* Stated task
Copy out all lines that carry the word "MEASUREMENTS".

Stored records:
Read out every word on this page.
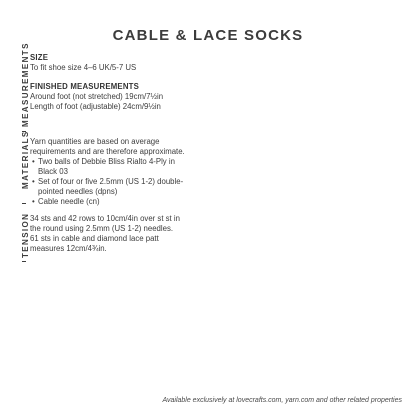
CABLE & LACE SOCKS
MEASUREMENTS SIZE
To fit shoe size 4–6 UK/5-7 US
FINISHED MEASUREMENTS
Around foot (not stretched) 19cm/7½in
Length of foot (adjustable) 24cm/9½in
MATERIALS Yarn quantities are based on average
requirements and are therefore approximate.
• Two balls of Debbie Bliss Rialto 4-Ply in
Black 03
• Set of four or five 2.5mm (US 1-2) double-
pointed needles (dpns)
• Cable needle (cn)
TENSION 34 sts and 42 rows to 10cm/4in over st st in
the round using 2.5mm (US 1-2) needles.
61 sts in cable and diamond lace patt
measures 12cm/4¾in.
Available exclusively at lovecrafts.com, yarn.com and other related properties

* Solution to this problem
MEASUREMENTS SIZE
FINISHED MEASUREMENTS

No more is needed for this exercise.